═════ Provided records ═════

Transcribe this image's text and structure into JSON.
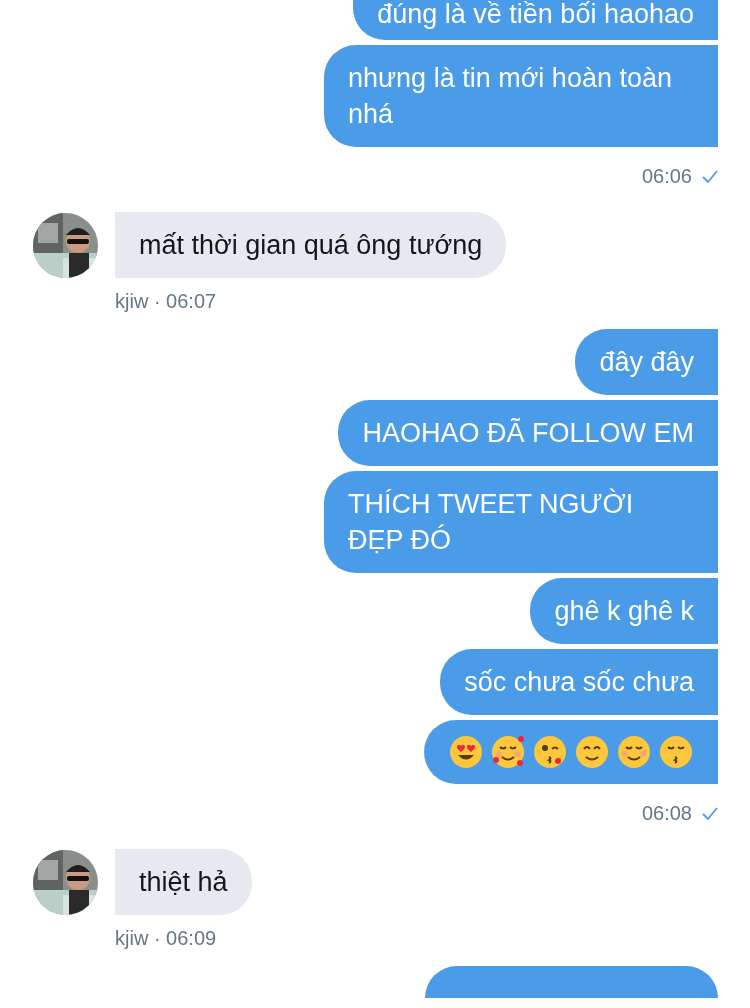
{
  "messages": [
    {
      "kind": "sent",
      "bubbles": [
        {
          "kind": "text",
          "text": "đúng là về tiền bối haohao"
        },
        {
          "kind": "text",
          "text": "nhưng là tin mới hoàn toàn nhá"
        }
      ],
      "time": "06:06",
      "delivered": true
    },
    {
      "kind": "received",
      "sender": "kjiw · 06:07",
      "bubbles": [
        {
          "kind": "text",
          "text": "mất thời gian quá ông tướng"
        }
      ]
    },
    {
      "kind": "sent",
      "bubbles": [
        {
          "kind": "text",
          "text": "đây đây"
        },
        {
          "kind": "text",
          "text": "HAOHAO ĐÃ FOLLOW EM"
        },
        {
          "kind": "text",
          "text": "THÍCH TWEET NGƯỜI ĐẸP ĐÓ"
        },
        {
          "kind": "text",
          "text": "ghê k ghê k"
        },
        {
          "kind": "text",
          "text": "sốc chưa sốc chưa"
        },
        {
          "kind": "emoji",
          "emojis": [
            {
              "kind": "heart-eyes"
            },
            {
              "kind": "hearts"
            },
            {
              "kind": "wink-kiss"
            },
            {
              "kind": "smile"
            },
            {
              "kind": "blush"
            },
            {
              "kind": "kiss"
            }
          ]
        }
      ],
      "time": "06:08",
      "delivered": true
    },
    {
      "kind": "received",
      "sender": "kjiw · 06:09",
      "bubbles": [
        {
          "kind": "text",
          "text": "thiệt hả"
        }
      ]
    },
    {
      "kind": "sent",
      "bubbles": [
        {
          "kind": "partial"
        }
      ]
    }
  ]
}
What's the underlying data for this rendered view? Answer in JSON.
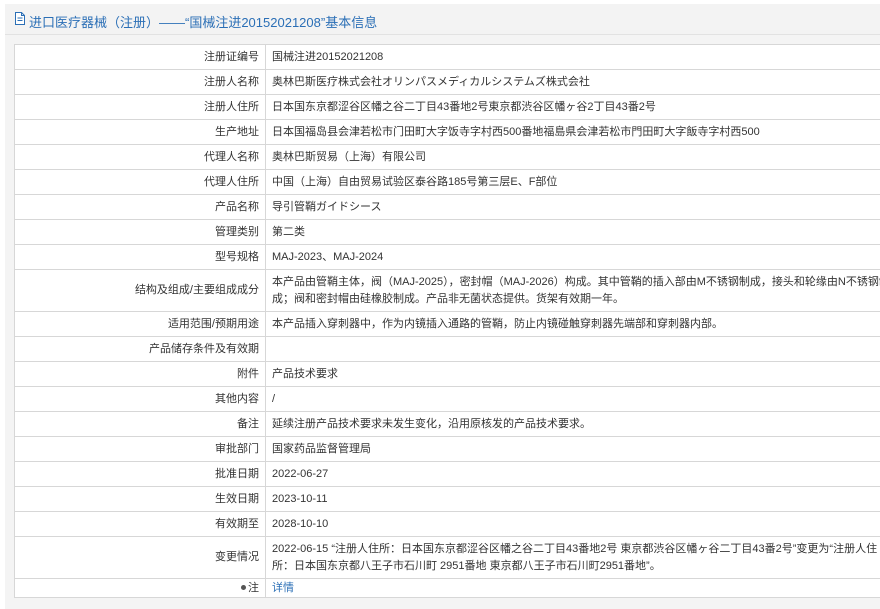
{
  "header": {
    "title": "进口医疗器械（注册）——“国械注进20152021208”基本信息"
  },
  "rows": [
    {
      "label": "注册证编号",
      "value": "国械注进20152021208"
    },
    {
      "label": "注册人名称",
      "value": "奥林巴斯医疗株式会社オリンパスメディカルシステムズ株式会社"
    },
    {
      "label": "注册人住所",
      "value": "日本国东京都涩谷区幡之谷二丁目43番地2号東京都渋谷区幡ヶ谷2丁目43番2号"
    },
    {
      "label": "生产地址",
      "value": "日本国福岛县会津若松市门田町大字饭寺字村西500番地福島県会津若松市門田町大字飯寺字村西500"
    },
    {
      "label": "代理人名称",
      "value": "奥林巴斯贸易（上海）有限公司"
    },
    {
      "label": "代理人住所",
      "value": "中国（上海）自由贸易试验区泰谷路185号第三层E、F部位"
    },
    {
      "label": "产品名称",
      "value": "导引管鞘ガイドシース"
    },
    {
      "label": "管理类别",
      "value": "第二类"
    },
    {
      "label": "型号规格",
      "value": "MAJ-2023、MAJ-2024"
    },
    {
      "label": "结构及组成/主要组成成分",
      "value": "本产品由管鞘主体，阀（MAJ-2025），密封帽（MAJ-2026）构成。其中管鞘的插入部由M不锈钢制成，接头和轮缘由N不锈钢制成；阀和密封帽由硅橡胶制成。产品非无菌状态提供。货架有效期一年。"
    },
    {
      "label": "适用范围/预期用途",
      "value": "本产品插入穿刺器中，作为内镜插入通路的管鞘，防止内镜碰触穿刺器先端部和穿刺器内部。"
    },
    {
      "label": "产品储存条件及有效期",
      "value": ""
    },
    {
      "label": "附件",
      "value": "产品技术要求"
    },
    {
      "label": "其他内容",
      "value": "/"
    },
    {
      "label": "备注",
      "value": "延续注册产品技术要求未发生变化，沿用原核发的产品技术要求。"
    },
    {
      "label": "审批部门",
      "value": "国家药品监督管理局"
    },
    {
      "label": "批准日期",
      "value": "2022-06-27"
    },
    {
      "label": "生效日期",
      "value": "2023-10-11"
    },
    {
      "label": "有效期至",
      "value": "2028-10-10"
    },
    {
      "label": "变更情况",
      "value": "2022-06-15 “注册人住所：日本国东京都涩谷区幡之谷二丁目43番地2号 東京都渋谷区幡ヶ谷二丁目43番2号”变更为“注册人住所：日本国东京都八王子市石川町 2951番地 東京都八王子市石川町2951番地”。"
    }
  ],
  "note_row": {
    "label": "注",
    "link": "详情"
  }
}
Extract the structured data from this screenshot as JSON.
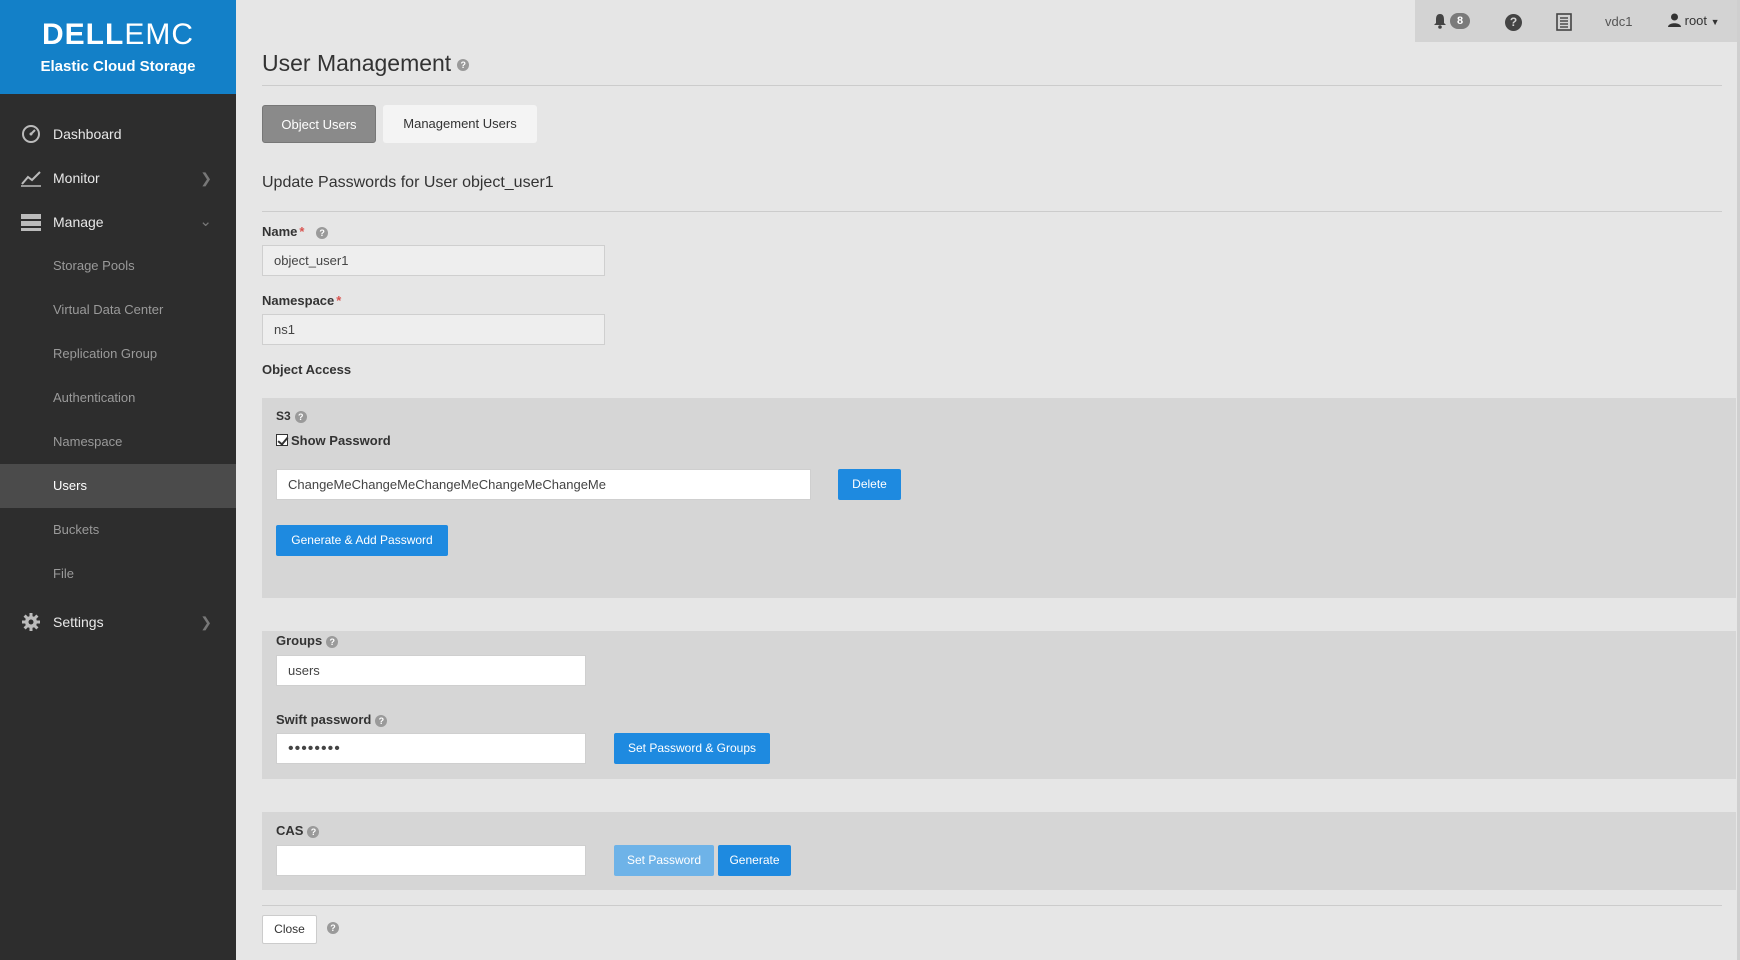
{
  "brand": {
    "logo_dell": "DELL",
    "logo_emc": "EMC",
    "product": "Elastic Cloud Storage"
  },
  "sidebar": {
    "items": [
      {
        "label": "Dashboard",
        "icon": "dashboard-icon"
      },
      {
        "label": "Monitor",
        "icon": "chart-icon",
        "chevron": ">"
      },
      {
        "label": "Manage",
        "icon": "storage-icon",
        "chevron": "v"
      }
    ],
    "manage_subitems": [
      {
        "label": "Storage Pools"
      },
      {
        "label": "Virtual Data Center"
      },
      {
        "label": "Replication Group"
      },
      {
        "label": "Authentication"
      },
      {
        "label": "Namespace"
      },
      {
        "label": "Users",
        "active": true
      },
      {
        "label": "Buckets"
      },
      {
        "label": "File"
      }
    ],
    "settings": {
      "label": "Settings",
      "icon": "gear-icon",
      "chevron": ">"
    }
  },
  "topbar": {
    "alerts_count": "8",
    "help_glyph": "?",
    "vdc": "vdc1",
    "user": "root"
  },
  "page": {
    "title": "User Management",
    "tabs": [
      {
        "label": "Object Users",
        "active": true
      },
      {
        "label": "Management Users",
        "active": false
      }
    ],
    "subtitle": "Update Passwords for User object_user1"
  },
  "form": {
    "name_label": "Name",
    "name_value": "object_user1",
    "namespace_label": "Namespace",
    "namespace_value": "ns1",
    "required_mark": "*",
    "object_access_label": "Object Access",
    "s3": {
      "label": "S3",
      "show_password_label": "Show Password",
      "show_password_checked": true,
      "password_value": "ChangeMeChangeMeChangeMeChangeMeChangeMe",
      "delete_label": "Delete",
      "generate_label": "Generate & Add Password"
    },
    "swift": {
      "groups_label": "Groups",
      "groups_value": "users",
      "password_label": "Swift password",
      "password_value": "••••••••",
      "set_label": "Set Password & Groups"
    },
    "cas": {
      "label": "CAS",
      "password_value": "",
      "set_label": "Set Password",
      "generate_label": "Generate"
    },
    "close_label": "Close"
  },
  "colors": {
    "brand_blue": "#1380c8",
    "sidebar_bg": "#2d2d2d",
    "button_blue": "#1e8ae0",
    "required_red": "#d9534f"
  }
}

═════

### Task instructions
Write out every record above exactly as it stands, but leave out the pictures.

### Reply to the exercise
Transcribe this image's text and structure into JSON.
{
  "messages": [
    {
      "kind": "sent",
      "bubbles": [
        {
          "kind": "text",
          "text": "đúng là về tiền bối haohao"
        },
        {
          "kind": "text",
          "text": "nhưng là tin mới hoàn toàn nhá"
        }
      ],
      "time": "06:06",
      "delivered": true
    },
    {
      "kind": "received",
      "sender": "kjiw · 06:07",
      "bubbles": [
        {
          "kind": "text",
          "text": "mất thời gian quá ông tướng"
        }
      ]
    },
    {
      "kind": "sent",
      "bubbles": [
        {
          "kind": "text",
          "text": "đây đây"
        },
        {
          "kind": "text",
          "text": "HAOHAO ĐÃ FOLLOW EM"
        },
        {
          "kind": "text",
          "text": "THÍCH TWEET NGƯỜI ĐẸP ĐÓ"
        },
        {
          "kind": "text",
          "text": "ghê k ghê k"
        },
        {
          "kind": "text",
          "text": "sốc chưa sốc chưa"
        },
        {
          "kind": "emoji",
          "emojis": [
            {
              "kind": "heart-eyes"
            },
            {
              "kind": "hearts"
            },
            {
              "kind": "wink-kiss"
            },
            {
              "kind": "smile"
            },
            {
              "kind": "blush"
            },
            {
              "kind": "kiss"
            }
          ]
        }
      ],
      "time": "06:08",
      "delivered": true
    },
    {
      "kind": "received",
      "sender": "kjiw · 06:09",
      "bubbles": [
        {
          "kind": "text",
          "text": "thiệt hả"
        }
      ]
    },
    {
      "kind": "sent",
      "bubbles": [
        {
          "kind": "partial"
        }
      ]
    }
  ]
}
What's the underlying data for this rendered view? Answer in JSON.
{
  "header": {
    "title": "进口医疗器械（注册）——“国械注进20152021208”基本信息"
  },
  "rows": [
    {
      "label": "注册证编号",
      "value": "国械注进20152021208"
    },
    {
      "label": "注册人名称",
      "value": "奥林巴斯医疗株式会社オリンパスメディカルシステムズ株式会社"
    },
    {
      "label": "注册人住所",
      "value": "日本国东京都涩谷区幡之谷二丁目43番地2号東京都渋谷区幡ヶ谷2丁目43番2号"
    },
    {
      "label": "生产地址",
      "value": "日本国福岛县会津若松市门田町大字饭寺字村西500番地福島県会津若松市門田町大字飯寺字村西500"
    },
    {
      "label": "代理人名称",
      "value": "奥林巴斯贸易（上海）有限公司"
    },
    {
      "label": "代理人住所",
      "value": "中国（上海）自由贸易试验区泰谷路185号第三层E、F部位"
    },
    {
      "label": "产品名称",
      "value": "导引管鞘ガイドシース"
    },
    {
      "label": "管理类别",
      "value": "第二类"
    },
    {
      "label": "型号规格",
      "value": "MAJ-2023、MAJ-2024"
    },
    {
      "label": "结构及组成/主要组成成分",
      "value": "本产品由管鞘主体，阀（MAJ-2025），密封帽（MAJ-2026）构成。其中管鞘的插入部由M不锈钢制成，接头和轮缘由N不锈钢制成；阀和密封帽由硅橡胶制成。产品非无菌状态提供。货架有效期一年。"
    },
    {
      "label": "适用范围/预期用途",
      "value": "本产品插入穿刺器中，作为内镜插入通路的管鞘，防止内镜碰触穿刺器先端部和穿刺器内部。"
    },
    {
      "label": "产品储存条件及有效期",
      "value": ""
    },
    {
      "label": "附件",
      "value": "产品技术要求"
    },
    {
      "label": "其他内容",
      "value": "/"
    },
    {
      "label": "备注",
      "value": "延续注册产品技术要求未发生变化，沿用原核发的产品技术要求。"
    },
    {
      "label": "审批部门",
      "value": "国家药品监督管理局"
    },
    {
      "label": "批准日期",
      "value": "2022-06-27"
    },
    {
      "label": "生效日期",
      "value": "2023-10-11"
    },
    {
      "label": "有效期至",
      "value": "2028-10-10"
    },
    {
      "label": "变更情况",
      "value": "2022-06-15 “注册人住所：日本国东京都涩谷区幡之谷二丁目43番地2号 東京都渋谷区幡ヶ谷二丁目43番2号”变更为“注册人住所：日本国东京都八王子市石川町 2951番地 東京都八王子市石川町2951番地”。"
    }
  ],
  "note_row": {
    "label": "注",
    "link": "详情"
  }
}
Extract the structured data from this screenshot as JSON.
{
  "brand": {
    "logo_dell": "DELL",
    "logo_emc": "EMC",
    "product": "Elastic Cloud Storage"
  },
  "sidebar": {
    "items": [
      {
        "label": "Dashboard",
        "icon": "dashboard-icon"
      },
      {
        "label": "Monitor",
        "icon": "chart-icon",
        "chevron": ">"
      },
      {
        "label": "Manage",
        "icon": "storage-icon",
        "chevron": "v"
      }
    ],
    "manage_subitems": [
      {
        "label": "Storage Pools"
      },
      {
        "label": "Virtual Data Center"
      },
      {
        "label": "Replication Group"
      },
      {
        "label": "Authentication"
      },
      {
        "label": "Namespace"
      },
      {
        "label": "Users",
        "active": true
      },
      {
        "label": "Buckets"
      },
      {
        "label": "File"
      }
    ],
    "settings": {
      "label": "Settings",
      "icon": "gear-icon",
      "chevron": ">"
    }
  },
  "topbar": {
    "alerts_count": "8",
    "help_glyph": "?",
    "vdc": "vdc1",
    "user": "root"
  },
  "page": {
    "title": "User Management",
    "tabs": [
      {
        "label": "Object Users",
        "active": true
      },
      {
        "label": "Management Users",
        "active": false
      }
    ],
    "subtitle": "Update Passwords for User object_user1"
  },
  "form": {
    "name_label": "Name",
    "name_value": "object_user1",
    "namespace_label": "Namespace",
    "namespace_value": "ns1",
    "required_mark": "*",
    "object_access_label": "Object Access",
    "s3": {
      "label": "S3",
      "show_password_label": "Show Password",
      "show_password_checked": true,
      "password_value": "ChangeMeChangeMeChangeMeChangeMeChangeMe",
      "delete_label": "Delete",
      "generate_label": "Generate & Add Password"
    },
    "swift": {
      "groups_label": "Groups",
      "groups_value": "users",
      "password_label": "Swift password",
      "password_value": "••••••••",
      "set_label": "Set Password & Groups"
    },
    "cas": {
      "label": "CAS",
      "password_value": "",
      "set_label": "Set Password",
      "generate_label": "Generate"
    },
    "close_label": "Close"
  },
  "colors": {
    "brand_blue": "#1380c8",
    "sidebar_bg": "#2d2d2d",
    "button_blue": "#1e8ae0",
    "required_red": "#d9534f"
  }
}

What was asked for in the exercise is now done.